SUPPLIED ENTRIES |
>>>
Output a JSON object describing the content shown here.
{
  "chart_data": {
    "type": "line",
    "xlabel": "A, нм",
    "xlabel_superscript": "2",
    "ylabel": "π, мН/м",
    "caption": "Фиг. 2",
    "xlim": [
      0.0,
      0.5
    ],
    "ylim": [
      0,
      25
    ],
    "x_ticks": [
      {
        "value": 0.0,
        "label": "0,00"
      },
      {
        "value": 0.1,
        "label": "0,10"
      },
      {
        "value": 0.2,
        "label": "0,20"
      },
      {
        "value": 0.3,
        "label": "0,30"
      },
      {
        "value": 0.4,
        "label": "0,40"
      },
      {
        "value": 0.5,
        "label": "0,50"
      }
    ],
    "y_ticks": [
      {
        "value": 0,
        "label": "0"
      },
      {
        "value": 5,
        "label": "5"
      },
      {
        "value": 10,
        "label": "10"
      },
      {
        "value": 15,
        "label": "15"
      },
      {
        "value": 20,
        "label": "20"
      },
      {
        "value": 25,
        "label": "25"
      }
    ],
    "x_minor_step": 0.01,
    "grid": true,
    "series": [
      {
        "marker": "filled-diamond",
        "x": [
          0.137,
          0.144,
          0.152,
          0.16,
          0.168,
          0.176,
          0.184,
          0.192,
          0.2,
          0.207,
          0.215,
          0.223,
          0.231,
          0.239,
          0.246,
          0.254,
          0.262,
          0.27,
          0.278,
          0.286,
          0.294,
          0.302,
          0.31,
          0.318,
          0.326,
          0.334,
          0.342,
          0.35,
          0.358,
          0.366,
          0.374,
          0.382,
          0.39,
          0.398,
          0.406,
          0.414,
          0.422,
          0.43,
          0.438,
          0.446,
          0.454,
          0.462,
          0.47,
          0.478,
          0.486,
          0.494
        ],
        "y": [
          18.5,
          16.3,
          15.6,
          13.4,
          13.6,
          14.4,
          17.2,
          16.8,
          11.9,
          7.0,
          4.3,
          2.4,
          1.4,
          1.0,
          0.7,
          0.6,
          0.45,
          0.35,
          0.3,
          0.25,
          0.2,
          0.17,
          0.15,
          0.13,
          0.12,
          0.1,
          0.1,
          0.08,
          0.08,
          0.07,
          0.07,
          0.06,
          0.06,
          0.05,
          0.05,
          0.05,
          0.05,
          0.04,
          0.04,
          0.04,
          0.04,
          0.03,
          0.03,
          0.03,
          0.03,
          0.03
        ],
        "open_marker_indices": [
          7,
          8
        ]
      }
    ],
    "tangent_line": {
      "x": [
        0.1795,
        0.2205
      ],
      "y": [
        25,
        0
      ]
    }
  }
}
<<<
PROBLEM DETAILS | Give the count of lines that hold the word "value", with nothing added.

RESPONSE TO THIS EXERCISE | 12